→ Stated task:
Answer with a number only: how many lines of the data contain "Позволить"?

→ Records to process:
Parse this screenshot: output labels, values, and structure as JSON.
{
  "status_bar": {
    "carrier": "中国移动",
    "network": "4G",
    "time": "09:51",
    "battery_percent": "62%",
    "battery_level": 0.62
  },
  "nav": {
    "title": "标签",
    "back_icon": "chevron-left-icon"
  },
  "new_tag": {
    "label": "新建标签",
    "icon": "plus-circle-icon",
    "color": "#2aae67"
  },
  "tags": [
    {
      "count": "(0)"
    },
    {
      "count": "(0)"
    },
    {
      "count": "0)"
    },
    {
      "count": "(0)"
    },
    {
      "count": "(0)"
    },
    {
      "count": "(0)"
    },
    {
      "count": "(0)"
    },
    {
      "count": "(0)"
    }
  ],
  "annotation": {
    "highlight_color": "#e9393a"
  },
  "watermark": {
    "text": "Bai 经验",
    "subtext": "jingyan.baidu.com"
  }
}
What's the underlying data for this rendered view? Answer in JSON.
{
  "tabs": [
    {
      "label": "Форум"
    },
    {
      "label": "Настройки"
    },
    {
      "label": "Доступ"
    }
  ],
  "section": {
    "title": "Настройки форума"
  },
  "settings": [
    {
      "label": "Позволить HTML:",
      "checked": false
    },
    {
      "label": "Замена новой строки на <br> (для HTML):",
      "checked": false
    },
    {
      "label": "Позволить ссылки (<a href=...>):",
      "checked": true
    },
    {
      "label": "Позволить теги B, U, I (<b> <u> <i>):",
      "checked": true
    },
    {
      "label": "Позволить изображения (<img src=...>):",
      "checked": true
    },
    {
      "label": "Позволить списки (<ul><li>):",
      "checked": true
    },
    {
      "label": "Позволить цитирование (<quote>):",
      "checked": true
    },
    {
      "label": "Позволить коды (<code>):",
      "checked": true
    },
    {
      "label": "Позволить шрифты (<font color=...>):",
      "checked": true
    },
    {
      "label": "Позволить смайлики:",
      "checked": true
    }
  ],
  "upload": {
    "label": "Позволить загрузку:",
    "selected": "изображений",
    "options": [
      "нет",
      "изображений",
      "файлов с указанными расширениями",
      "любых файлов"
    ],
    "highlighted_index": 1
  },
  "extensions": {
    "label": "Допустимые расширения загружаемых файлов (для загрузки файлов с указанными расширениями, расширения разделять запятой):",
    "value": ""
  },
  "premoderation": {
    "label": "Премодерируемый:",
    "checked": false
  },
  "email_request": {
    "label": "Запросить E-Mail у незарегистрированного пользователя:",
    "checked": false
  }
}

→ Solution to this exercise:
10